▶ _Stated exercise_:
Where a line holds the word "text", copy that line.

▶ _Provided data_:
_ _ _ _ _ _ _

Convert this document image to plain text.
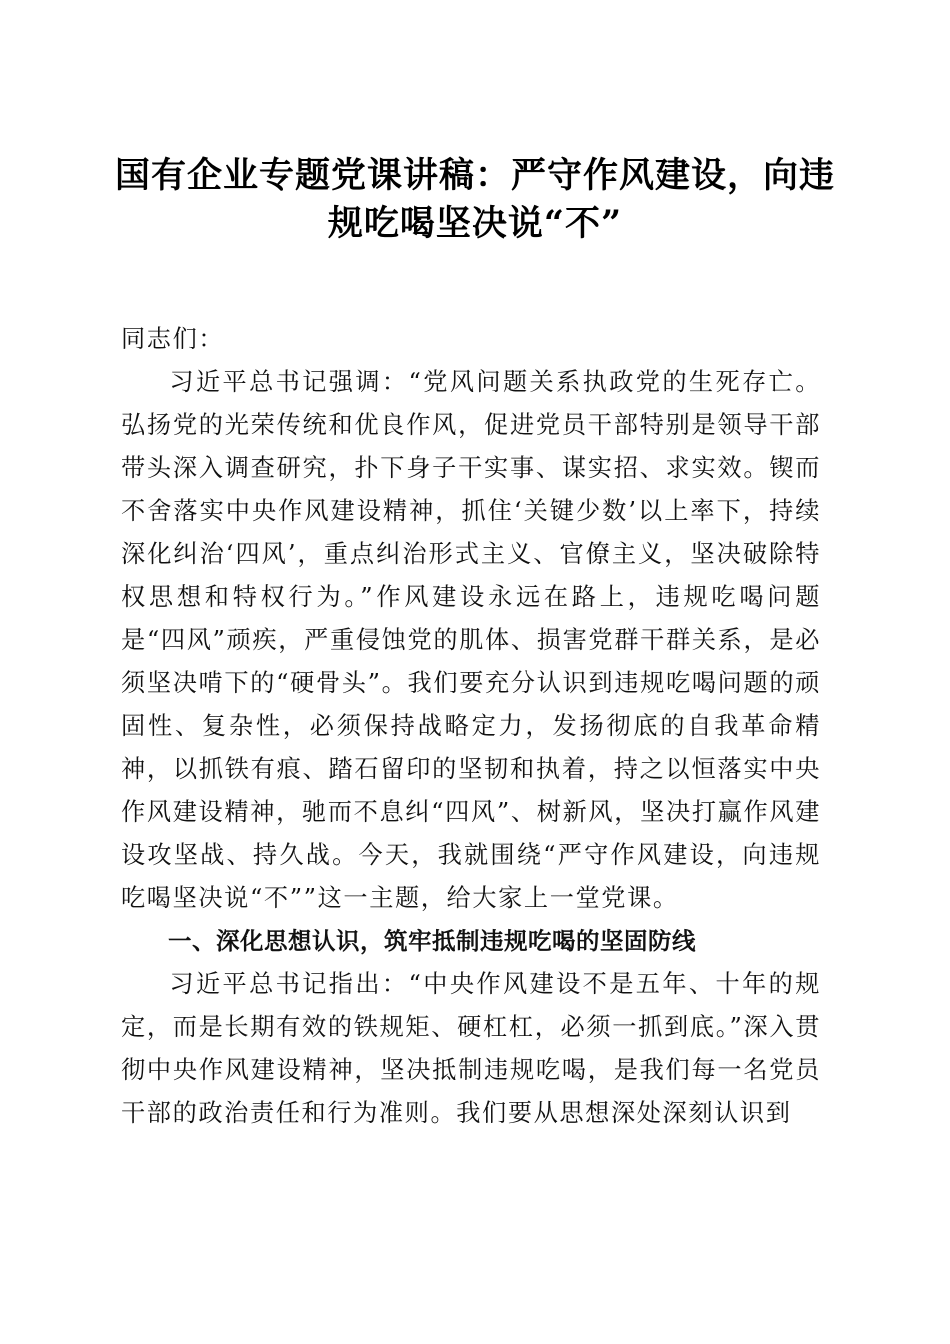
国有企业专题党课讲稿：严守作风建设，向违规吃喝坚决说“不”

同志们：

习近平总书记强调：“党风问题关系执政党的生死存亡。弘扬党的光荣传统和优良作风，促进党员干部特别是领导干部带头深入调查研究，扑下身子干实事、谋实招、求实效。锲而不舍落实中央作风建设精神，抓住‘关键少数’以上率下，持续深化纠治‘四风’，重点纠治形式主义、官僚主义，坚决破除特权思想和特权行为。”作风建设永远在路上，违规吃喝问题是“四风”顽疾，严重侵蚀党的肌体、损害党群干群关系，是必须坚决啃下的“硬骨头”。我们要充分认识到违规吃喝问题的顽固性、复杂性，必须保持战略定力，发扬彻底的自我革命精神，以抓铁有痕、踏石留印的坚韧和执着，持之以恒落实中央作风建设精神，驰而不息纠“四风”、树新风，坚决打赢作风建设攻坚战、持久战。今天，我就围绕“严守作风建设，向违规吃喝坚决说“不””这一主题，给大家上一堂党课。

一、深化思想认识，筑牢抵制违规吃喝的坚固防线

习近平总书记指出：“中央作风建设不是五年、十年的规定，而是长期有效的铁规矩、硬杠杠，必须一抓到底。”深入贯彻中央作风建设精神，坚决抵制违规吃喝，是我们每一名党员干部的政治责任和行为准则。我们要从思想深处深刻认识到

_ _ _ _ _ _ _

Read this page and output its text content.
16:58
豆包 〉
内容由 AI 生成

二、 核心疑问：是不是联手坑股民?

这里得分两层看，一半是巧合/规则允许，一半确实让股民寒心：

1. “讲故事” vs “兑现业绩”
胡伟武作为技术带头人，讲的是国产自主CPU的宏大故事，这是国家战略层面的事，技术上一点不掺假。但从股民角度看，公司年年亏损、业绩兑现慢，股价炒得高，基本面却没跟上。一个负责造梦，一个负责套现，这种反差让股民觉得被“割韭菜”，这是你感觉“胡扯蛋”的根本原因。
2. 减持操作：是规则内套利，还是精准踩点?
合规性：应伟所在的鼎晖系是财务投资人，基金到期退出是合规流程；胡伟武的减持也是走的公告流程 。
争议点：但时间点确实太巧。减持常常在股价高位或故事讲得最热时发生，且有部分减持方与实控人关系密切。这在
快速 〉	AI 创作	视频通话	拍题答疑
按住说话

_ _ _ _ _ _ _

▶ _Solution to this task_:
Convert this document image to plain text.
Read this page and output its text content.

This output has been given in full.